> _STORED ROWS_
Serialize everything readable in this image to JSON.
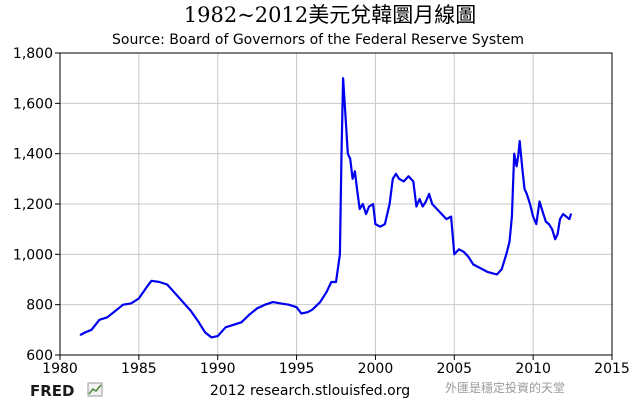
{
  "chart_data": {
    "type": "line",
    "title": "1982~2012美元兌韓圜月線圖",
    "subtitle": "Source: Board of Governors of the Federal Reserve System",
    "xlabel": "",
    "ylabel": "",
    "xlim": [
      1980,
      2015
    ],
    "ylim": [
      600,
      1800
    ],
    "x_ticks": [
      "1980",
      "1985",
      "1990",
      "1995",
      "2000",
      "2005",
      "2010",
      "2015"
    ],
    "y_ticks": [
      "600",
      "800",
      "1,000",
      "1,200",
      "1,400",
      "1,600",
      "1,800"
    ],
    "grid": true,
    "legend": "none",
    "series": [
      {
        "color": "#0000ee",
        "x": [
          1981.3,
          1981.6,
          1982.0,
          1982.5,
          1983.0,
          1983.5,
          1984.0,
          1984.5,
          1985.0,
          1985.5,
          1985.8,
          1986.3,
          1986.8,
          1987.3,
          1987.8,
          1988.3,
          1988.8,
          1989.2,
          1989.6,
          1990.0,
          1990.5,
          1991.0,
          1991.5,
          1992.0,
          1992.5,
          1993.0,
          1993.5,
          1994.0,
          1994.5,
          1995.0,
          1995.3,
          1995.7,
          1996.0,
          1996.5,
          1996.9,
          1997.2,
          1997.5,
          1997.75,
          1997.85,
          1997.95,
          1998.0,
          1998.1,
          1998.25,
          1998.4,
          1998.55,
          1998.7,
          1998.85,
          1999.0,
          1999.2,
          1999.4,
          1999.6,
          1999.85,
          2000.0,
          2000.3,
          2000.6,
          2000.9,
          2001.1,
          2001.3,
          2001.5,
          2001.8,
          2002.1,
          2002.4,
          2002.6,
          2002.8,
          2003.0,
          2003.2,
          2003.4,
          2003.6,
          2003.9,
          2004.2,
          2004.5,
          2004.8,
          2005.0,
          2005.3,
          2005.6,
          2005.9,
          2006.2,
          2006.5,
          2006.8,
          2007.1,
          2007.4,
          2007.7,
          2008.0,
          2008.3,
          2008.5,
          2008.65,
          2008.8,
          2008.95,
          2009.05,
          2009.15,
          2009.3,
          2009.45,
          2009.6,
          2009.8,
          2010.0,
          2010.2,
          2010.4,
          2010.6,
          2010.8,
          2011.0,
          2011.2,
          2011.4,
          2011.55,
          2011.7,
          2011.9,
          2012.1,
          2012.3,
          2012.4
        ],
        "values": [
          680,
          690,
          700,
          740,
          750,
          775,
          800,
          805,
          825,
          870,
          895,
          890,
          880,
          845,
          810,
          775,
          730,
          690,
          670,
          675,
          710,
          720,
          730,
          760,
          785,
          800,
          810,
          805,
          800,
          790,
          765,
          770,
          780,
          810,
          850,
          890,
          890,
          1000,
          1400,
          1700,
          1650,
          1550,
          1400,
          1380,
          1300,
          1330,
          1250,
          1180,
          1200,
          1160,
          1190,
          1200,
          1120,
          1110,
          1120,
          1200,
          1300,
          1320,
          1300,
          1290,
          1310,
          1290,
          1190,
          1220,
          1190,
          1210,
          1240,
          1200,
          1180,
          1160,
          1140,
          1150,
          1000,
          1020,
          1010,
          990,
          960,
          950,
          940,
          930,
          925,
          920,
          940,
          1000,
          1050,
          1150,
          1400,
          1350,
          1390,
          1450,
          1350,
          1260,
          1240,
          1200,
          1150,
          1120,
          1210,
          1170,
          1130,
          1120,
          1100,
          1060,
          1080,
          1140,
          1160,
          1150,
          1140,
          1160
        ]
      }
    ]
  },
  "footer": {
    "logo_text": "FRED",
    "source_text": "2012 research.stlouisfed.org",
    "watermark": "外匯是穩定投資的天堂"
  }
}
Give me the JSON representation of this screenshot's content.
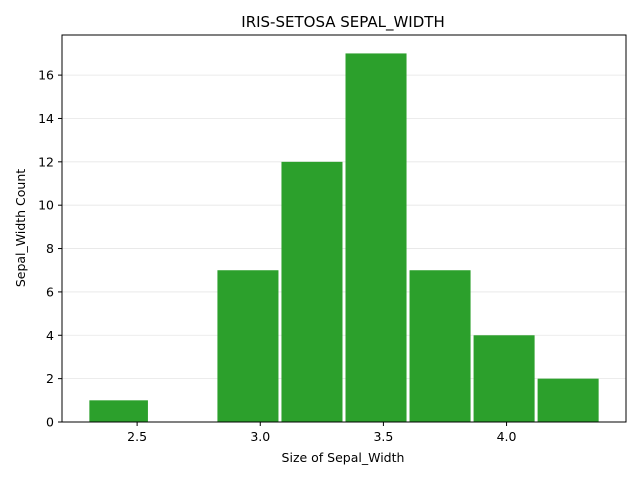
{
  "chart_data": {
    "type": "bar",
    "title": "IRIS-SETOSA SEPAL_WIDTH",
    "xlabel": "Size of Sepal_Width",
    "ylabel": "Sepal_Width Count",
    "bins": [
      {
        "start": 2.3,
        "end": 2.55,
        "count": 1
      },
      {
        "start": 2.55,
        "end": 2.82,
        "count": 0
      },
      {
        "start": 2.82,
        "end": 3.08,
        "count": 7
      },
      {
        "start": 3.08,
        "end": 3.34,
        "count": 12
      },
      {
        "start": 3.34,
        "end": 3.6,
        "count": 17
      },
      {
        "start": 3.6,
        "end": 3.86,
        "count": 7
      },
      {
        "start": 3.86,
        "end": 4.12,
        "count": 4
      },
      {
        "start": 4.12,
        "end": 4.38,
        "count": 2
      }
    ],
    "xlim": [
      2.195,
      4.485
    ],
    "ylim": [
      0,
      17.85
    ],
    "xticks": [
      "2.5",
      "3.0",
      "3.5",
      "4.0"
    ],
    "yticks": [
      "0",
      "2",
      "4",
      "6",
      "8",
      "10",
      "12",
      "14",
      "16"
    ],
    "grid": "horizontal",
    "bar_color": "#2ca02c"
  }
}
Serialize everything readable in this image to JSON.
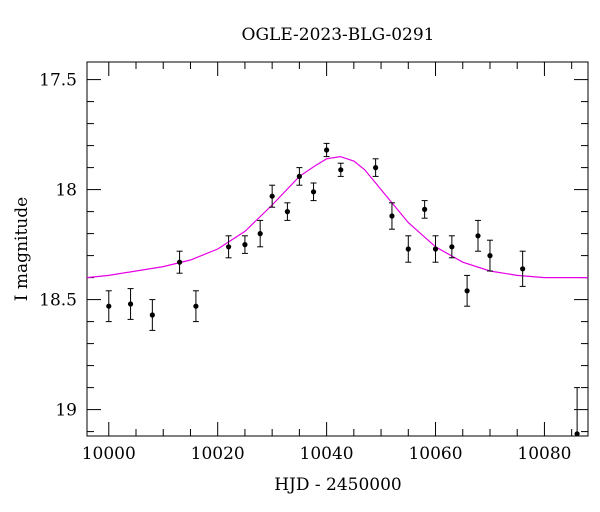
{
  "chart_data": {
    "type": "scatter",
    "title": "OGLE-2023-BLG-0291",
    "xlabel": "HJD - 2450000",
    "ylabel": "I magnitude",
    "xlim": [
      9996,
      10088
    ],
    "ylim": [
      19.12,
      17.42
    ],
    "y_inverted": true,
    "grid": false,
    "x_ticks": [
      {
        "value": 10000,
        "label": "10000"
      },
      {
        "value": 10020,
        "label": "10020"
      },
      {
        "value": 10040,
        "label": "10040"
      },
      {
        "value": 10060,
        "label": "10060"
      },
      {
        "value": 10080,
        "label": "10080"
      }
    ],
    "y_ticks": [
      {
        "value": 17.5,
        "label": "17.5"
      },
      {
        "value": 18.0,
        "label": "18"
      },
      {
        "value": 18.5,
        "label": "18.5"
      },
      {
        "value": 19.0,
        "label": "19"
      }
    ],
    "colors": {
      "points": "#000000",
      "model": "#e600e6"
    },
    "observations": [
      {
        "x": 10000.0,
        "y": 18.53,
        "err": 0.07
      },
      {
        "x": 10004.0,
        "y": 18.52,
        "err": 0.07
      },
      {
        "x": 10008.0,
        "y": 18.57,
        "err": 0.07
      },
      {
        "x": 10013.0,
        "y": 18.33,
        "err": 0.05
      },
      {
        "x": 10016.0,
        "y": 18.53,
        "err": 0.07
      },
      {
        "x": 10022.0,
        "y": 18.26,
        "err": 0.05
      },
      {
        "x": 10025.0,
        "y": 18.25,
        "err": 0.04
      },
      {
        "x": 10027.8,
        "y": 18.2,
        "err": 0.06
      },
      {
        "x": 10030.0,
        "y": 18.03,
        "err": 0.05
      },
      {
        "x": 10032.8,
        "y": 18.1,
        "err": 0.04
      },
      {
        "x": 10035.0,
        "y": 17.94,
        "err": 0.04
      },
      {
        "x": 10037.6,
        "y": 18.01,
        "err": 0.04
      },
      {
        "x": 10040.0,
        "y": 17.82,
        "err": 0.03
      },
      {
        "x": 10042.6,
        "y": 17.91,
        "err": 0.03
      },
      {
        "x": 10049.0,
        "y": 17.9,
        "err": 0.04
      },
      {
        "x": 10052.0,
        "y": 18.12,
        "err": 0.06
      },
      {
        "x": 10055.0,
        "y": 18.27,
        "err": 0.06
      },
      {
        "x": 10058.0,
        "y": 18.09,
        "err": 0.04
      },
      {
        "x": 10060.0,
        "y": 18.27,
        "err": 0.06
      },
      {
        "x": 10063.0,
        "y": 18.26,
        "err": 0.05
      },
      {
        "x": 10065.8,
        "y": 18.46,
        "err": 0.07
      },
      {
        "x": 10067.8,
        "y": 18.21,
        "err": 0.07
      },
      {
        "x": 10070.0,
        "y": 18.3,
        "err": 0.07
      },
      {
        "x": 10076.0,
        "y": 18.36,
        "err": 0.08
      },
      {
        "x": 10086.0,
        "y": 19.11,
        "err": 0.21
      }
    ],
    "model_curve": {
      "description": "magenta microlensing fit",
      "x": [
        9996,
        10000,
        10005,
        10010,
        10015,
        10020,
        10025,
        10030,
        10035,
        10038,
        10040,
        10042.5,
        10045,
        10047,
        10050,
        10055,
        10060,
        10065,
        10070,
        10075,
        10080,
        10085,
        10088
      ],
      "y": [
        18.4,
        18.39,
        18.37,
        18.35,
        18.32,
        18.27,
        18.19,
        18.07,
        17.94,
        17.89,
        17.86,
        17.85,
        17.87,
        17.91,
        18.0,
        18.15,
        18.26,
        18.33,
        18.37,
        18.39,
        18.4,
        18.4,
        18.4
      ]
    }
  }
}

> _GOAL_
Each line holding "ylabel" must be found and copied.

> _EXERCISE SOLUTION_
    "ylabel": "",
    "ylabel": "Sepal_Width Count",
    "ylabel": "I magnitude",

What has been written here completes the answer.